TO BE DONE
Write out the material again word for word, dropping any images it holds.

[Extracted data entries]
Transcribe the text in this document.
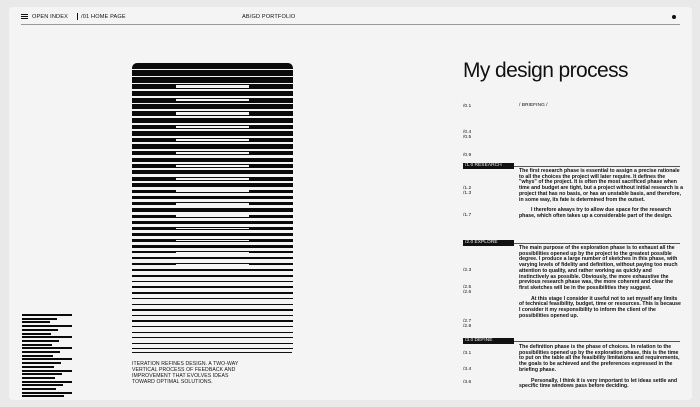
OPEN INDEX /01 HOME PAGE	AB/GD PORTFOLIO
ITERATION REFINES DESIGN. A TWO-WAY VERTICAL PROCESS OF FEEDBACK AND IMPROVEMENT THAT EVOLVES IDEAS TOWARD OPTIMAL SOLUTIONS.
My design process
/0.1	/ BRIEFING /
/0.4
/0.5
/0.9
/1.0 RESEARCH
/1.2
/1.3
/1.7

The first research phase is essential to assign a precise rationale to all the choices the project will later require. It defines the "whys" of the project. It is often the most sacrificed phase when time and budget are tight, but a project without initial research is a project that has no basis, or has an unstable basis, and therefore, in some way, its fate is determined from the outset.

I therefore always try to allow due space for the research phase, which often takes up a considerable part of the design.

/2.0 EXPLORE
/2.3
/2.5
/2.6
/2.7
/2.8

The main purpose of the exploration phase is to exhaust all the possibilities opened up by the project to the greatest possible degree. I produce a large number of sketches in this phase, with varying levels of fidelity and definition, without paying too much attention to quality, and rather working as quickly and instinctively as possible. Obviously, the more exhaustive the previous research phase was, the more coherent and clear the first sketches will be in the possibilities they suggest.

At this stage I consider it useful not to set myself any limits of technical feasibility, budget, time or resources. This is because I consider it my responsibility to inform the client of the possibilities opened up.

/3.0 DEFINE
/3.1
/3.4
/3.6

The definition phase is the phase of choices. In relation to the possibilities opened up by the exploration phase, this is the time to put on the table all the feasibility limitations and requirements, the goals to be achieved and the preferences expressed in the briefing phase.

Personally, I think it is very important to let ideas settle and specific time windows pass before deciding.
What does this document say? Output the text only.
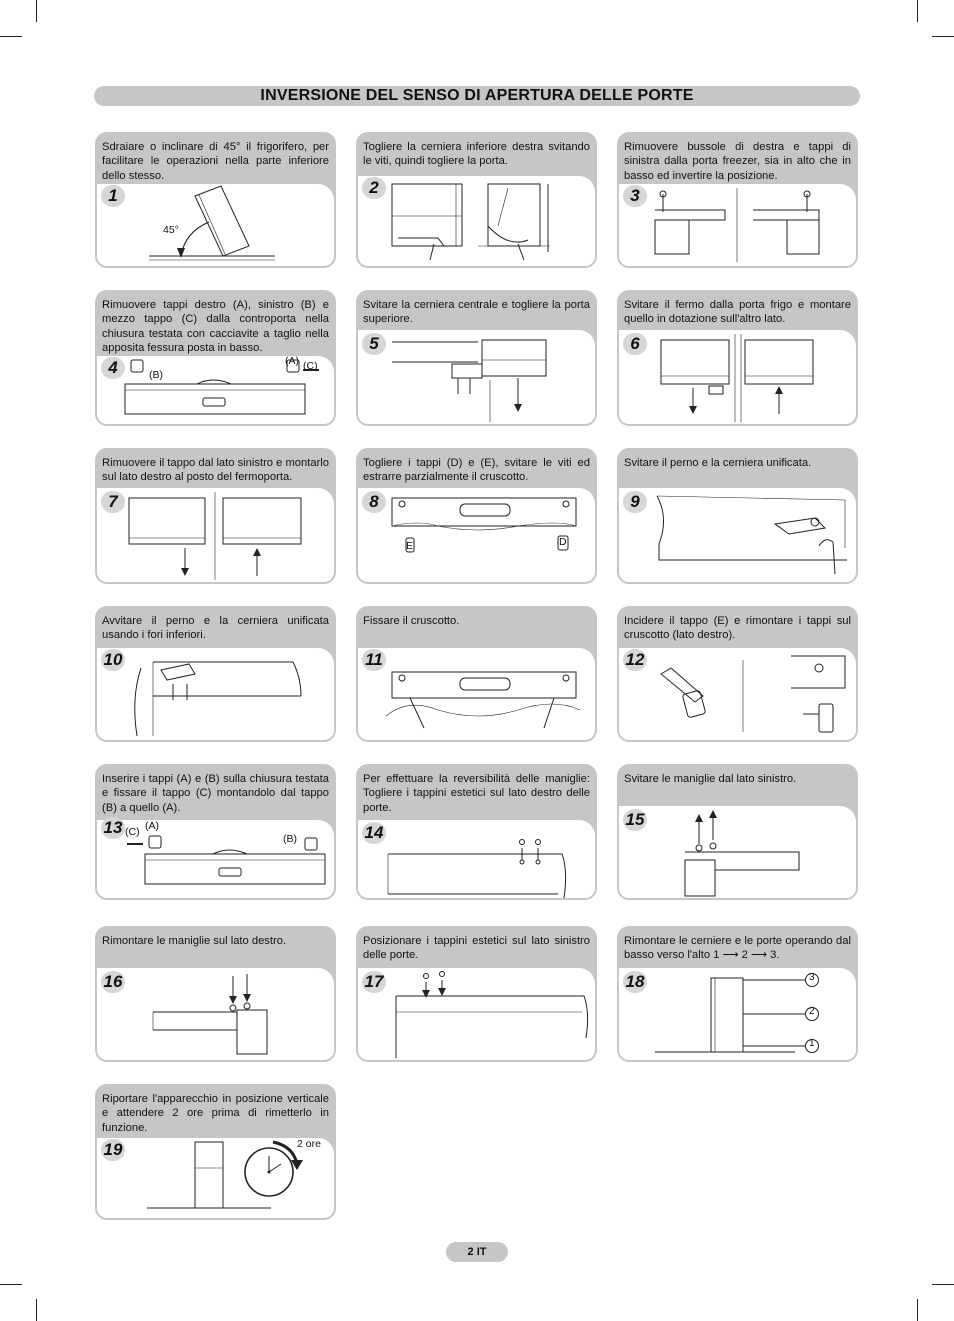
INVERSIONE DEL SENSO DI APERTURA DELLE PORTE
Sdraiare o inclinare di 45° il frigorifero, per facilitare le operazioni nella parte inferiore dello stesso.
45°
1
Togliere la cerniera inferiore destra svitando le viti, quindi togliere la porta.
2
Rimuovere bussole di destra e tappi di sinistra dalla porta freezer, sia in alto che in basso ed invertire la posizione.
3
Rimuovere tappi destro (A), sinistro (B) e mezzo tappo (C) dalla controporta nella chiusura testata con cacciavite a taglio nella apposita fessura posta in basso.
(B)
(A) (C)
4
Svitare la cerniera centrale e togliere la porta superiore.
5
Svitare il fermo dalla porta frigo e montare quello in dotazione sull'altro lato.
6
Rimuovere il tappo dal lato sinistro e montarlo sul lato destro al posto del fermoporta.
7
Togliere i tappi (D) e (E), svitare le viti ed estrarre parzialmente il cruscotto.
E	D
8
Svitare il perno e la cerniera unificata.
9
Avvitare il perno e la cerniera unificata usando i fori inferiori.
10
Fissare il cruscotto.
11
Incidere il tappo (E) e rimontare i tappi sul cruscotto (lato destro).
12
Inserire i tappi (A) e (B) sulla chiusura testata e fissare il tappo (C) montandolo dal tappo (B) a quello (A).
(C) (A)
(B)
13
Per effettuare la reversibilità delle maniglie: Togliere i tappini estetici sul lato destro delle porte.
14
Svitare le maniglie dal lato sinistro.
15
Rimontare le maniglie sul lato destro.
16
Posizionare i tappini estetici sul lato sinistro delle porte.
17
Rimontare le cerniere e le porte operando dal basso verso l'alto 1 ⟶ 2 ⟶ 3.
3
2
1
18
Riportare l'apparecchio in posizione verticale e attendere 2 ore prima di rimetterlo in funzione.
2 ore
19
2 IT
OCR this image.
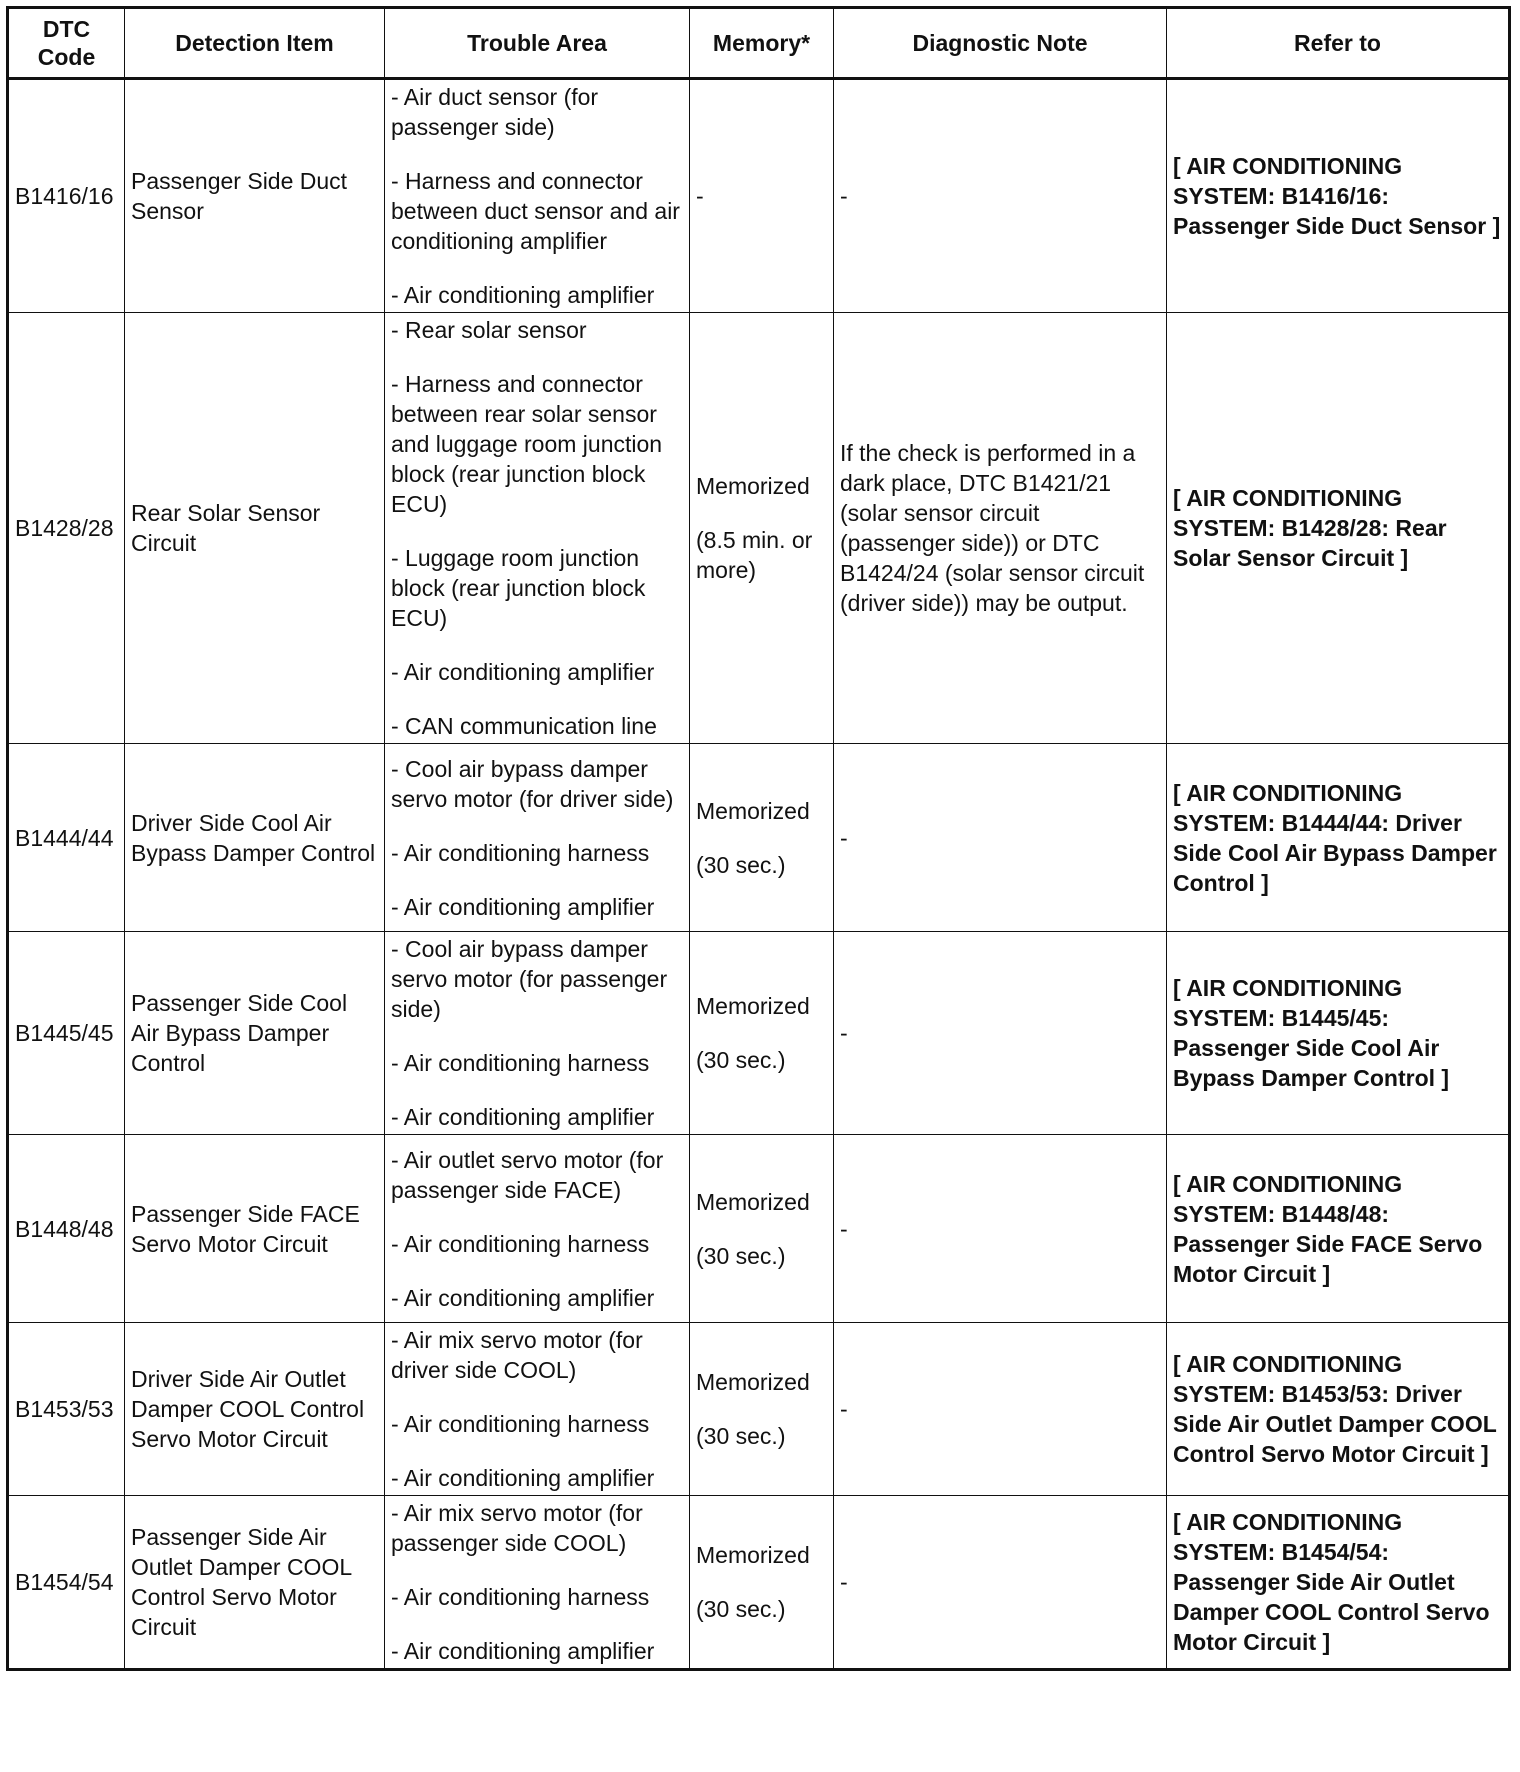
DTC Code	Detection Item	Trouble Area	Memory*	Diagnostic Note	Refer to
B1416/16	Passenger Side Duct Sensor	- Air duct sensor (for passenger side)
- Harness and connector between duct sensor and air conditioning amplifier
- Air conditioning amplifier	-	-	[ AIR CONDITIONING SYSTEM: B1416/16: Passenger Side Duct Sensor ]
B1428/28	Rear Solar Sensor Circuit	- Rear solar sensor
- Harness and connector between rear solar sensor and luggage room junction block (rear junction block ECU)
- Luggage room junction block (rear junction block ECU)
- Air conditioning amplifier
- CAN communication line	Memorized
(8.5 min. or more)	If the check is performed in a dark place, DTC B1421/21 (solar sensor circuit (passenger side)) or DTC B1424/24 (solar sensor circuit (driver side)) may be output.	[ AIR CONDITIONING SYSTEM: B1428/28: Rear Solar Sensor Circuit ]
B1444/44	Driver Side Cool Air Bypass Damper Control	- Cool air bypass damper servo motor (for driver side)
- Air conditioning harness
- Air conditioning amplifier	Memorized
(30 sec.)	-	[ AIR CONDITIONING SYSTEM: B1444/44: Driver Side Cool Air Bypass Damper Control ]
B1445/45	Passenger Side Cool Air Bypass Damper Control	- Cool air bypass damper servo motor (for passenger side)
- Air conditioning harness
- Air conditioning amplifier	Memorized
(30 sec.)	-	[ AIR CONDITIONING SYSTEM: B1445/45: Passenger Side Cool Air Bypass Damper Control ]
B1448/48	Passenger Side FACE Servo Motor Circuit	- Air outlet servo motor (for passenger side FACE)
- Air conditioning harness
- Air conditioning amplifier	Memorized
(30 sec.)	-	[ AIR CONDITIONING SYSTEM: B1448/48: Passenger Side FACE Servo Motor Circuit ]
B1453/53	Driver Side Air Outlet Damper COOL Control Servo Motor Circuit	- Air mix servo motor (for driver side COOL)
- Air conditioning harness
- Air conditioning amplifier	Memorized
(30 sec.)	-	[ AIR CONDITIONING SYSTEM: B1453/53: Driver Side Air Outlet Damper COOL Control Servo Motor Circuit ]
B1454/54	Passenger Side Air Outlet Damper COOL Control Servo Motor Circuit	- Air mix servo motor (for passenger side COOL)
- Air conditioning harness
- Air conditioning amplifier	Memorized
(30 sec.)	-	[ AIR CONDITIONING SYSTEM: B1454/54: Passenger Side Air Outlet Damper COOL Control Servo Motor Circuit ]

COMPLETED EXERCISE
Transcribe the text in this document.
OPEN INDEX /01 HOME PAGE	AB/GD PORTFOLIO
ITERATION REFINES DESIGN. A TWO-WAY VERTICAL PROCESS OF FEEDBACK AND IMPROVEMENT THAT EVOLVES IDEAS TOWARD OPTIMAL SOLUTIONS.
My design process
/0.1	/ BRIEFING /
/0.4
/0.5
/0.9
/1.0 RESEARCH
/1.2
/1.3
/1.7

The first research phase is essential to assign a precise rationale to all the choices the project will later require. It defines the "whys" of the project. It is often the most sacrificed phase when time and budget are tight, but a project without initial research is a project that has no basis, or has an unstable basis, and therefore, in some way, its fate is determined from the outset.

I therefore always try to allow due space for the research phase, which often takes up a considerable part of the design.

/2.0 EXPLORE
/2.3
/2.5
/2.6
/2.7
/2.8

The main purpose of the exploration phase is to exhaust all the possibilities opened up by the project to the greatest possible degree. I produce a large number of sketches in this phase, with varying levels of fidelity and definition, without paying too much attention to quality, and rather working as quickly and instinctively as possible. Obviously, the more exhaustive the previous research phase was, the more coherent and clear the first sketches will be in the possibilities they suggest.

At this stage I consider it useful not to set myself any limits of technical feasibility, budget, time or resources. This is because I consider it my responsibility to inform the client of the possibilities opened up.

/3.0 DEFINE
/3.1
/3.4
/3.6

The definition phase is the phase of choices. In relation to the possibilities opened up by the exploration phase, this is the time to put on the table all the feasibility limitations and requirements, the goals to be achieved and the preferences expressed in the briefing phase.

Personally, I think it is very important to let ideas settle and specific time windows pass before deciding.
What does this document say? Output the text only.
INVERSIONE DEL SENSO DI APERTURA DELLE PORTE
Sdraiare o inclinare di 45° il frigorifero, per facilitare le operazioni nella parte inferiore dello stesso.
45°
1
Togliere la cerniera inferiore destra svitando le viti, quindi togliere la porta.
2
Rimuovere bussole di destra e tappi di sinistra dalla porta freezer, sia in alto che in basso ed invertire la posizione.
3
Rimuovere tappi destro (A), sinistro (B) e mezzo tappo (C) dalla controporta nella chiusura testata con cacciavite a taglio nella apposita fessura posta in basso.
(B)
(A) (C)
4
Svitare la cerniera centrale e togliere la porta superiore.
5
Svitare il fermo dalla porta frigo e montare quello in dotazione sull'altro lato.
6
Rimuovere il tappo dal lato sinistro e montarlo sul lato destro al posto del fermoporta.
7
Togliere i tappi (D) e (E), svitare le viti ed estrarre parzialmente il cruscotto.
E	D
8
Svitare il perno e la cerniera unificata.
9
Avvitare il perno e la cerniera unificata usando i fori inferiori.
10
Fissare il cruscotto.
11
Incidere il tappo (E) e rimontare i tappi sul cruscotto (lato destro).
12
Inserire i tappi (A) e (B) sulla chiusura testata e fissare il tappo (C) montandolo dal tappo (B) a quello (A).
(C) (A)
(B)
13
Per effettuare la reversibilità delle maniglie: Togliere i tappini estetici sul lato destro delle porte.
14
Svitare le maniglie dal lato sinistro.
15
Rimontare le maniglie sul lato destro.
16
Posizionare i tappini estetici sul lato sinistro delle porte.
17
Rimontare le cerniere e le porte operando dal basso verso l'alto 1 ⟶ 2 ⟶ 3.
3
2
1
18
Riportare l'apparecchio in posizione verticale e attendere 2 ore prima di rimetterlo in funzione.
2 ore
19
2 IT
OCR this image.
DTC Code	Detection Item	Trouble Area	Memory*	Diagnostic Note	Refer to
B1416/16	Passenger Side Duct Sensor	- Air duct sensor (for passenger side)
- Harness and connector between duct sensor and air conditioning amplifier
- Air conditioning amplifier	-	-	[ AIR CONDITIONING SYSTEM: B1416/16: Passenger Side Duct Sensor ]
B1428/28	Rear Solar Sensor Circuit	- Rear solar sensor
- Harness and connector between rear solar sensor and luggage room junction block (rear junction block ECU)
- Luggage room junction block (rear junction block ECU)
- Air conditioning amplifier
- CAN communication line	Memorized
(8.5 min. or more)	If the check is performed in a dark place, DTC B1421/21 (solar sensor circuit (passenger side)) or DTC B1424/24 (solar sensor circuit (driver side)) may be output.	[ AIR CONDITIONING SYSTEM: B1428/28: Rear Solar Sensor Circuit ]
B1444/44	Driver Side Cool Air Bypass Damper Control	- Cool air bypass damper servo motor (for driver side)
- Air conditioning harness
- Air conditioning amplifier	Memorized
(30 sec.)	-	[ AIR CONDITIONING SYSTEM: B1444/44: Driver Side Cool Air Bypass Damper Control ]
B1445/45	Passenger Side Cool Air Bypass Damper Control	- Cool air bypass damper servo motor (for passenger side)
- Air conditioning harness
- Air conditioning amplifier	Memorized
(30 sec.)	-	[ AIR CONDITIONING SYSTEM: B1445/45: Passenger Side Cool Air Bypass Damper Control ]
B1448/48	Passenger Side FACE Servo Motor Circuit	- Air outlet servo motor (for passenger side FACE)
- Air conditioning harness
- Air conditioning amplifier	Memorized
(30 sec.)	-	[ AIR CONDITIONING SYSTEM: B1448/48: Passenger Side FACE Servo Motor Circuit ]
B1453/53	Driver Side Air Outlet Damper COOL Control Servo Motor Circuit	- Air mix servo motor (for driver side COOL)
- Air conditioning harness
- Air conditioning amplifier	Memorized
(30 sec.)	-	[ AIR CONDITIONING SYSTEM: B1453/53: Driver Side Air Outlet Damper COOL Control Servo Motor Circuit ]
B1454/54	Passenger Side Air Outlet Damper COOL Control Servo Motor Circuit	- Air mix servo motor (for passenger side COOL)
- Air conditioning harness
- Air conditioning amplifier	Memorized
(30 sec.)	-	[ AIR CONDITIONING SYSTEM: B1454/54: Passenger Side Air Outlet Damper COOL Control Servo Motor Circuit ]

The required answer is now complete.